## Job
Whenever a line below holds the word "marker", copy that line.

## Provided data
------------------------
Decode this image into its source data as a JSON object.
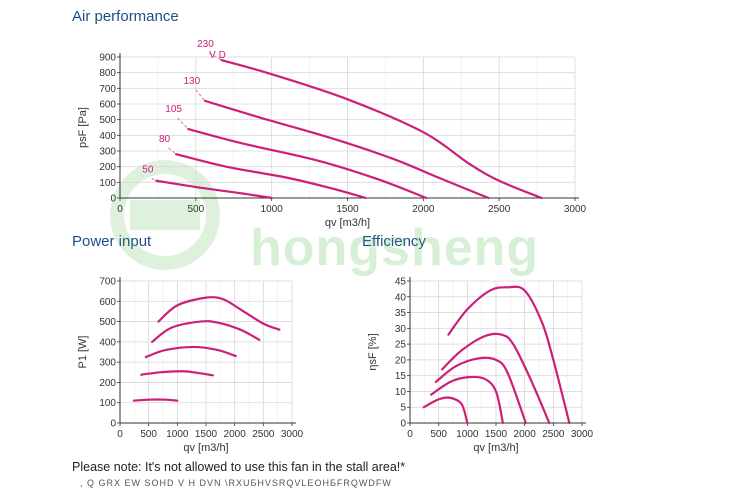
{
  "titles": {
    "air": "Air performance",
    "power": "Power input",
    "efficiency": "Efficiency"
  },
  "watermark_text": "hongsheng",
  "notes": {
    "stall": "Please note: It's not allowed to use this fan in the stall area!*",
    "garbled": ", Q  GRX EW  SOHD V H   DVN \\RXUƂHVSRQVLEOHƂFRQWDFW"
  },
  "colors": {
    "curve": "#cc1f7a",
    "grid": "#d8d8d8",
    "axis": "#333333",
    "title": "#1f4e8c",
    "dashed": "#e58ab5"
  },
  "chart_data": [
    {
      "id": "air",
      "type": "line",
      "xlabel": "qv [m3/h]",
      "ylabel": "psF [Pa]",
      "xlim": [
        0,
        3000
      ],
      "ylim": [
        0,
        900
      ],
      "xticks": [
        0,
        500,
        1000,
        1500,
        2000,
        2500,
        3000
      ],
      "yticks": [
        0,
        100,
        200,
        300,
        400,
        500,
        600,
        700,
        800,
        900
      ],
      "grid": true,
      "series": [
        {
          "name": "230",
          "sublabel": "V D",
          "x": [
            670,
            1000,
            1500,
            2000,
            2300,
            2500,
            2780
          ],
          "y": [
            880,
            790,
            630,
            420,
            220,
            110,
            0
          ],
          "dashed_start": [
            590,
            925
          ]
        },
        {
          "name": "130",
          "x": [
            560,
            900,
            1400,
            1800,
            2100,
            2430
          ],
          "y": [
            620,
            520,
            380,
            250,
            130,
            0
          ],
          "dashed_start": [
            500,
            690
          ]
        },
        {
          "name": "105",
          "x": [
            450,
            800,
            1300,
            1700,
            2020
          ],
          "y": [
            440,
            350,
            240,
            120,
            0
          ],
          "dashed_start": [
            380,
            510
          ]
        },
        {
          "name": "80",
          "x": [
            370,
            700,
            1100,
            1400,
            1620
          ],
          "y": [
            280,
            200,
            130,
            60,
            0
          ],
          "dashed_start": [
            320,
            320
          ]
        },
        {
          "name": "50",
          "x": [
            240,
            500,
            800,
            1000
          ],
          "y": [
            110,
            70,
            30,
            0
          ],
          "dashed_start": [
            210,
            125
          ]
        }
      ]
    },
    {
      "id": "power",
      "type": "line",
      "xlabel": "qv [m3/h]",
      "ylabel": "P1 [W]",
      "xlim": [
        0,
        3000
      ],
      "ylim": [
        0,
        700
      ],
      "xticks": [
        0,
        500,
        1000,
        1500,
        2000,
        2500,
        3000
      ],
      "yticks": [
        0,
        100,
        200,
        300,
        400,
        500,
        600,
        700
      ],
      "grid": true,
      "series": [
        {
          "x": [
            670,
            1000,
            1500,
            1800,
            2100,
            2500,
            2780
          ],
          "y": [
            500,
            580,
            618,
            610,
            560,
            490,
            460
          ]
        },
        {
          "x": [
            560,
            900,
            1400,
            1700,
            2100,
            2430
          ],
          "y": [
            400,
            470,
            500,
            495,
            460,
            410
          ]
        },
        {
          "x": [
            450,
            800,
            1300,
            1700,
            2020
          ],
          "y": [
            325,
            360,
            375,
            360,
            330
          ]
        },
        {
          "x": [
            370,
            700,
            1100,
            1400,
            1620
          ],
          "y": [
            238,
            250,
            255,
            245,
            235
          ]
        },
        {
          "x": [
            240,
            500,
            800,
            1000
          ],
          "y": [
            110,
            115,
            115,
            110
          ]
        }
      ]
    },
    {
      "id": "efficiency",
      "type": "line",
      "xlabel": "qv [m3/h]",
      "ylabel": "ηsF [%]",
      "xlim": [
        0,
        3000
      ],
      "ylim": [
        0,
        45
      ],
      "xticks": [
        0,
        500,
        1000,
        1500,
        2000,
        2500,
        3000
      ],
      "yticks": [
        0,
        5,
        10,
        15,
        20,
        25,
        30,
        35,
        40,
        45
      ],
      "grid": true,
      "series": [
        {
          "x": [
            670,
            1000,
            1400,
            1700,
            2000,
            2300,
            2500,
            2780
          ],
          "y": [
            28,
            36,
            42,
            43,
            42,
            32,
            20,
            0
          ]
        },
        {
          "x": [
            560,
            900,
            1300,
            1600,
            1800,
            2100,
            2430
          ],
          "y": [
            17,
            23,
            27.5,
            28,
            25,
            14,
            0
          ]
        },
        {
          "x": [
            450,
            800,
            1200,
            1500,
            1700,
            2020
          ],
          "y": [
            13,
            18,
            20.5,
            20,
            16,
            0
          ]
        },
        {
          "x": [
            370,
            700,
            1000,
            1300,
            1500,
            1620
          ],
          "y": [
            9,
            13,
            14.5,
            14,
            10,
            0
          ]
        },
        {
          "x": [
            240,
            500,
            700,
            900,
            1000
          ],
          "y": [
            5,
            7.5,
            8,
            6,
            0
          ]
        }
      ]
    }
  ]
}
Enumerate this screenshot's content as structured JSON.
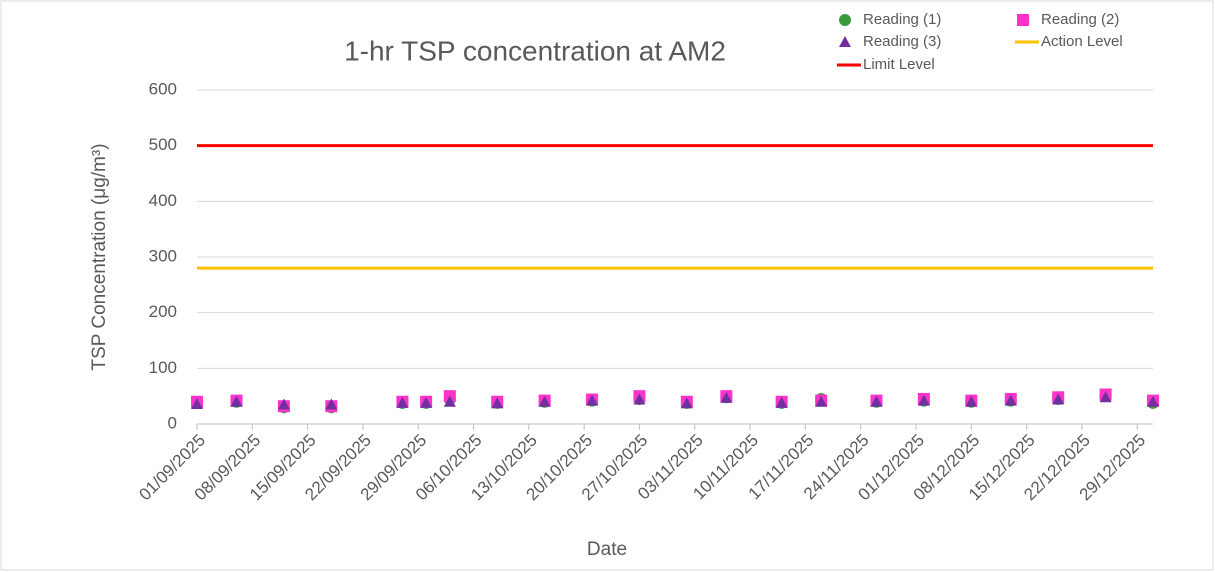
{
  "chart_data": {
    "type": "scatter",
    "title": "1-hr TSP concentration at AM2",
    "y_label": "TSP Concentration (μg/m³)",
    "x_label": "Date",
    "x": [
      "01/09/2025",
      "06/09/2025",
      "12/09/2025",
      "18/09/2025",
      "27/09/2025",
      "30/09/2025",
      "03/10/2025",
      "09/10/2025",
      "15/10/2025",
      "21/10/2025",
      "27/10/2025",
      "02/11/2025",
      "07/11/2025",
      "14/11/2025",
      "19/11/2025",
      "26/11/2025",
      "02/12/2025",
      "08/12/2025",
      "13/12/2025",
      "19/12/2025",
      "25/12/2025",
      "31/12/2025"
    ],
    "series": [
      {
        "name": "Reading (1)",
        "color": "#3a9a3a",
        "marker": "circle",
        "values": [
          38,
          40,
          30,
          30,
          38,
          38,
          45,
          38,
          40,
          42,
          45,
          38,
          48,
          38,
          45,
          40,
          42,
          40,
          42,
          45,
          50,
          38
        ]
      },
      {
        "name": "Reading (2)",
        "color": "#ff33cc",
        "marker": "square",
        "values": [
          40,
          42,
          32,
          32,
          40,
          40,
          50,
          40,
          42,
          44,
          50,
          40,
          50,
          40,
          42,
          42,
          45,
          42,
          45,
          48,
          53,
          42
        ]
      },
      {
        "name": "Reading (3)",
        "color": "#7030a0",
        "marker": "triangle",
        "values": [
          36,
          40,
          35,
          35,
          38,
          38,
          40,
          37,
          40,
          42,
          44,
          37,
          47,
          38,
          40,
          40,
          42,
          40,
          42,
          44,
          48,
          40
        ]
      }
    ],
    "lines": [
      {
        "name": "Action Level",
        "color": "#ffc000",
        "value": 280
      },
      {
        "name": "Limit Level",
        "color": "#ff0000",
        "value": 500
      }
    ],
    "xlim": [
      "01/09/2025",
      "31/12/2025"
    ],
    "xticks": [
      "01/09/2025",
      "08/09/2025",
      "15/09/2025",
      "22/09/2025",
      "29/09/2025",
      "06/10/2025",
      "13/10/2025",
      "20/10/2025",
      "27/10/2025",
      "03/11/2025",
      "10/11/2025",
      "17/11/2025",
      "24/11/2025",
      "01/12/2025",
      "08/12/2025",
      "15/12/2025",
      "22/12/2025",
      "29/12/2025"
    ],
    "ylim": [
      0,
      600
    ],
    "yticks": [
      0,
      100,
      200,
      300,
      400,
      500,
      600
    ],
    "grid": true
  }
}
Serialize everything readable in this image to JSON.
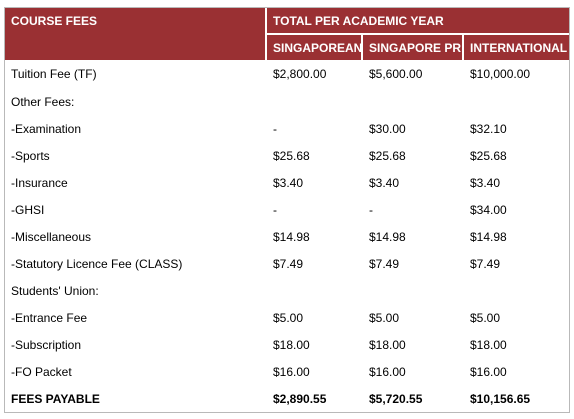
{
  "table": {
    "header": {
      "course_fees": "COURSE FEES",
      "total_per_year": "TOTAL PER ACADEMIC YEAR",
      "singaporean": "SINGAPOREAN",
      "singapore_pr": "SINGAPORE PR",
      "international": "INTERNATIONAL"
    },
    "rows": [
      {
        "label": "Tuition Fee (TF)",
        "singaporean": "$2,800.00",
        "singapore_pr": "$5,600.00",
        "international": "$10,000.00"
      },
      {
        "label": "Other Fees:",
        "singaporean": "",
        "singapore_pr": "",
        "international": ""
      },
      {
        "label": "-Examination",
        "singaporean": "-",
        "singapore_pr": "$30.00",
        "international": "$32.10"
      },
      {
        "label": "-Sports",
        "singaporean": "$25.68",
        "singapore_pr": "$25.68",
        "international": "$25.68"
      },
      {
        "label": "-Insurance",
        "singaporean": "$3.40",
        "singapore_pr": "$3.40",
        "international": "$3.40"
      },
      {
        "label": "-GHSI",
        "singaporean": "-",
        "singapore_pr": "-",
        "international": "$34.00"
      },
      {
        "label": "-Miscellaneous",
        "singaporean": "$14.98",
        "singapore_pr": "$14.98",
        "international": "$14.98"
      },
      {
        "label": "-Statutory Licence Fee (CLASS)",
        "singaporean": "$7.49",
        "singapore_pr": "$7.49",
        "international": "$7.49"
      },
      {
        "label": "Students' Union:",
        "singaporean": "",
        "singapore_pr": "",
        "international": ""
      },
      {
        "label": "-Entrance Fee",
        "singaporean": "$5.00",
        "singapore_pr": "$5.00",
        "international": "$5.00"
      },
      {
        "label": "-Subscription",
        "singaporean": "$18.00",
        "singapore_pr": "$18.00",
        "international": "$18.00"
      },
      {
        "label": "-FO Packet",
        "singaporean": "$16.00",
        "singapore_pr": "$16.00",
        "international": "$16.00"
      }
    ],
    "total": {
      "label": "FEES PAYABLE",
      "singaporean": "$2,890.55",
      "singapore_pr": "$5,720.55",
      "international": "$10,156.65"
    }
  }
}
------------------------
## Response
        "marker": "circle",
        "marker": "square",
        "marker": "triangle",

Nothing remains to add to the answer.